══ DATA LISTING

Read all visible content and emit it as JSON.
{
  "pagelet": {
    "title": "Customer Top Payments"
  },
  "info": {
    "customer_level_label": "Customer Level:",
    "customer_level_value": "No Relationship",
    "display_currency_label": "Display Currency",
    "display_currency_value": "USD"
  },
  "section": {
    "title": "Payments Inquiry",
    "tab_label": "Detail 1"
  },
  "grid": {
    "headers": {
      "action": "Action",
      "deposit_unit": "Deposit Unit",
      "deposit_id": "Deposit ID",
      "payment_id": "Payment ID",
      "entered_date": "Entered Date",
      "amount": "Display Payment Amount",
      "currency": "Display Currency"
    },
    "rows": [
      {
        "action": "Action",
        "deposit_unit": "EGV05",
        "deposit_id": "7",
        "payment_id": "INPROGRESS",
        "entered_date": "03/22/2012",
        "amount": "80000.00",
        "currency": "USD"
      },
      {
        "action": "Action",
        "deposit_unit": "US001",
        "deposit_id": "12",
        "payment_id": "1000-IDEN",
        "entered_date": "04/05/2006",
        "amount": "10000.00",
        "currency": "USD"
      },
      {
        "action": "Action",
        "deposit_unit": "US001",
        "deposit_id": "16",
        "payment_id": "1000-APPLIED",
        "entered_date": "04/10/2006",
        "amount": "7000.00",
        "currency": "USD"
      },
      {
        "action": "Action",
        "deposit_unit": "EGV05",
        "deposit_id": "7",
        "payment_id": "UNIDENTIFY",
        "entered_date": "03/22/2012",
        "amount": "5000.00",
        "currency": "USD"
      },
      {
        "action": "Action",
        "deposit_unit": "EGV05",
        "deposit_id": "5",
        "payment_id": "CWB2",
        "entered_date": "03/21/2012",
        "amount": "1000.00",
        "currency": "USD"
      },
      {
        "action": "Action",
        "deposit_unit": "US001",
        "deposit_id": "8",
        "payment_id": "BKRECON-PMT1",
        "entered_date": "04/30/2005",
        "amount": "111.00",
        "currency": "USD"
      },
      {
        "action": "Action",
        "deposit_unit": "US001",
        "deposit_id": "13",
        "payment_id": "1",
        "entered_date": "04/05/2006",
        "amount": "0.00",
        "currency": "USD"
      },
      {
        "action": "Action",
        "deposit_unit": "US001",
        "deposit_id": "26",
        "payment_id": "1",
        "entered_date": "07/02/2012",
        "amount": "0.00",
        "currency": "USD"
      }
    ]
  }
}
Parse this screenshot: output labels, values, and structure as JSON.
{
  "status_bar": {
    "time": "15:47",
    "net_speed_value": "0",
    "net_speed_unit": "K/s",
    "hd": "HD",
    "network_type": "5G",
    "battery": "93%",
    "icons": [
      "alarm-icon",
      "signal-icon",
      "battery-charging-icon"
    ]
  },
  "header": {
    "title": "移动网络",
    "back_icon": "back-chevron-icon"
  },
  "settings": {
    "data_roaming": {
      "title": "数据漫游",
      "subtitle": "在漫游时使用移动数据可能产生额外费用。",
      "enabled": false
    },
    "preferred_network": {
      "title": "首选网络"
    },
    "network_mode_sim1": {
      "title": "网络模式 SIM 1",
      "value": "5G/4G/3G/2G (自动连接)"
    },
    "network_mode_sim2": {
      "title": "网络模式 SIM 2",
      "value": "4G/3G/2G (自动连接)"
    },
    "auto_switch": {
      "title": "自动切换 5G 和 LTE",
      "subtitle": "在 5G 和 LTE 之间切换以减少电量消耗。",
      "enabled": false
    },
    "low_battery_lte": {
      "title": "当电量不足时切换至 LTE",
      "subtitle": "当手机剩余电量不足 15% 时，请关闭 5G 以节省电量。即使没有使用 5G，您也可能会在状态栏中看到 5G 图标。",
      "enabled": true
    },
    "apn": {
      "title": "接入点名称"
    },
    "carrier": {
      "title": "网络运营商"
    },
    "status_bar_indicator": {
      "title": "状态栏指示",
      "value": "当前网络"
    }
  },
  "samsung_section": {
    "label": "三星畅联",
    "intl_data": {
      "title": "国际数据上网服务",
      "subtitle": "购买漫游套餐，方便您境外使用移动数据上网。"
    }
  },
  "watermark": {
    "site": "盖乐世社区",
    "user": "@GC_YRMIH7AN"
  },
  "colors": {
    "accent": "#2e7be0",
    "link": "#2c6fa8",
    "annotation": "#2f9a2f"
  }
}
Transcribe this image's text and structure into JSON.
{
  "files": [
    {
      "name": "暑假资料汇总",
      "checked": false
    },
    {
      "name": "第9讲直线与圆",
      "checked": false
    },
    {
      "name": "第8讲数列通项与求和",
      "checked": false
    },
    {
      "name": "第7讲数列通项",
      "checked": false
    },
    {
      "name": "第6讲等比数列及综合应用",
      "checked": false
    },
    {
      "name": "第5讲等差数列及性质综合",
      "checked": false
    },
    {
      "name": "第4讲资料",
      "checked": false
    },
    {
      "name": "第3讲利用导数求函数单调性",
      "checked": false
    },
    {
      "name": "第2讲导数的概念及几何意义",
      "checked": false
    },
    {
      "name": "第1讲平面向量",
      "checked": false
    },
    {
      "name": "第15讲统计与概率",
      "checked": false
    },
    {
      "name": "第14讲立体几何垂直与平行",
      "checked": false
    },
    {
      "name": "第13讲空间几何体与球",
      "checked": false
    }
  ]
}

════

▶ [PROBLEM REQUIREMENTS] Please set down each line of the records exactly as given.

▶ [WRITTEN RESPONSE]
Read all visible content and emit it as JSON.
{
  "pagelet": {
    "title": "Customer Top Payments"
  },
  "info": {
    "customer_level_label": "Customer Level:",
    "customer_level_value": "No Relationship",
    "display_currency_label": "Display Currency",
    "display_currency_value": "USD"
  },
  "section": {
    "title": "Payments Inquiry",
    "tab_label": "Detail 1"
  },
  "grid": {
    "headers": {
      "action": "Action",
      "deposit_unit": "Deposit Unit",
      "deposit_id": "Deposit ID",
      "payment_id": "Payment ID",
      "entered_date": "Entered Date",
      "amount": "Display Payment Amount",
      "currency": "Display Currency"
    },
    "rows": [
      {
        "action": "Action",
        "deposit_unit": "EGV05",
        "deposit_id": "7",
        "payment_id": "INPROGRESS",
        "entered_date": "03/22/2012",
        "amount": "80000.00",
        "currency": "USD"
      },
      {
        "action": "Action",
        "deposit_unit": "US001",
        "deposit_id": "12",
        "payment_id": "1000-IDEN",
        "entered_date": "04/05/2006",
        "amount": "10000.00",
        "currency": "USD"
      },
      {
        "action": "Action",
        "deposit_unit": "US001",
        "deposit_id": "16",
        "payment_id": "1000-APPLIED",
        "entered_date": "04/10/2006",
        "amount": "7000.00",
        "currency": "USD"
      },
      {
        "action": "Action",
        "deposit_unit": "EGV05",
        "deposit_id": "7",
        "payment_id": "UNIDENTIFY",
        "entered_date": "03/22/2012",
        "amount": "5000.00",
        "currency": "USD"
      },
      {
        "action": "Action",
        "deposit_unit": "EGV05",
        "deposit_id": "5",
        "payment_id": "CWB2",
        "entered_date": "03/21/2012",
        "amount": "1000.00",
        "currency": "USD"
      },
      {
        "action": "Action",
        "deposit_unit": "US001",
        "deposit_id": "8",
        "payment_id": "BKRECON-PMT1",
        "entered_date": "04/30/2005",
        "amount": "111.00",
        "currency": "USD"
      },
      {
        "action": "Action",
        "deposit_unit": "US001",
        "deposit_id": "13",
        "payment_id": "1",
        "entered_date": "04/05/2006",
        "amount": "0.00",
        "currency": "USD"
      },
      {
        "action": "Action",
        "deposit_unit": "US001",
        "deposit_id": "26",
        "payment_id": "1",
        "entered_date": "07/02/2012",
        "amount": "0.00",
        "currency": "USD"
      }
    ]
  }
}
Parse this screenshot: output labels, values, and structure as JSON.
{
  "status_bar": {
    "time": "15:47",
    "net_speed_value": "0",
    "net_speed_unit": "K/s",
    "hd": "HD",
    "network_type": "5G",
    "battery": "93%",
    "icons": [
      "alarm-icon",
      "signal-icon",
      "battery-charging-icon"
    ]
  },
  "header": {
    "title": "移动网络",
    "back_icon": "back-chevron-icon"
  },
  "settings": {
    "data_roaming": {
      "title": "数据漫游",
      "subtitle": "在漫游时使用移动数据可能产生额外费用。",
      "enabled": false
    },
    "preferred_network": {
      "title": "首选网络"
    },
    "network_mode_sim1": {
      "title": "网络模式 SIM 1",
      "value": "5G/4G/3G/2G (自动连接)"
    },
    "network_mode_sim2": {
      "title": "网络模式 SIM 2",
      "value": "4G/3G/2G (自动连接)"
    },
    "auto_switch": {
      "title": "自动切换 5G 和 LTE",
      "subtitle": "在 5G 和 LTE 之间切换以减少电量消耗。",
      "enabled": false
    },
    "low_battery_lte": {
      "title": "当电量不足时切换至 LTE",
      "subtitle": "当手机剩余电量不足 15% 时，请关闭 5G 以节省电量。即使没有使用 5G，您也可能会在状态栏中看到 5G 图标。",
      "enabled": true
    },
    "apn": {
      "title": "接入点名称"
    },
    "carrier": {
      "title": "网络运营商"
    },
    "status_bar_indicator": {
      "title": "状态栏指示",
      "value": "当前网络"
    }
  },
  "samsung_section": {
    "label": "三星畅联",
    "intl_data": {
      "title": "国际数据上网服务",
      "subtitle": "购买漫游套餐，方便您境外使用移动数据上网。"
    }
  },
  "watermark": {
    "site": "盖乐世社区",
    "user": "@GC_YRMIH7AN"
  },
  "colors": {
    "accent": "#2e7be0",
    "link": "#2c6fa8",
    "annotation": "#2f9a2f"
  }
}
Transcribe this image's text and structure into JSON.
{
  "files": [
    {
      "name": "暑假资料汇总",
      "checked": false
    },
    {
      "name": "第9讲直线与圆",
      "checked": false
    },
    {
      "name": "第8讲数列通项与求和",
      "checked": false
    },
    {
      "name": "第7讲数列通项",
      "checked": false
    },
    {
      "name": "第6讲等比数列及综合应用",
      "checked": false
    },
    {
      "name": "第5讲等差数列及性质综合",
      "checked": false
    },
    {
      "name": "第4讲资料",
      "checked": false
    },
    {
      "name": "第3讲利用导数求函数单调性",
      "checked": false
    },
    {
      "name": "第2讲导数的概念及几何意义",
      "checked": false
    },
    {
      "name": "第1讲平面向量",
      "checked": false
    },
    {
      "name": "第15讲统计与概率",
      "checked": false
    },
    {
      "name": "第14讲立体几何垂直与平行",
      "checked": false
    },
    {
      "name": "第13讲空间几何体与球",
      "checked": false
    }
  ]
}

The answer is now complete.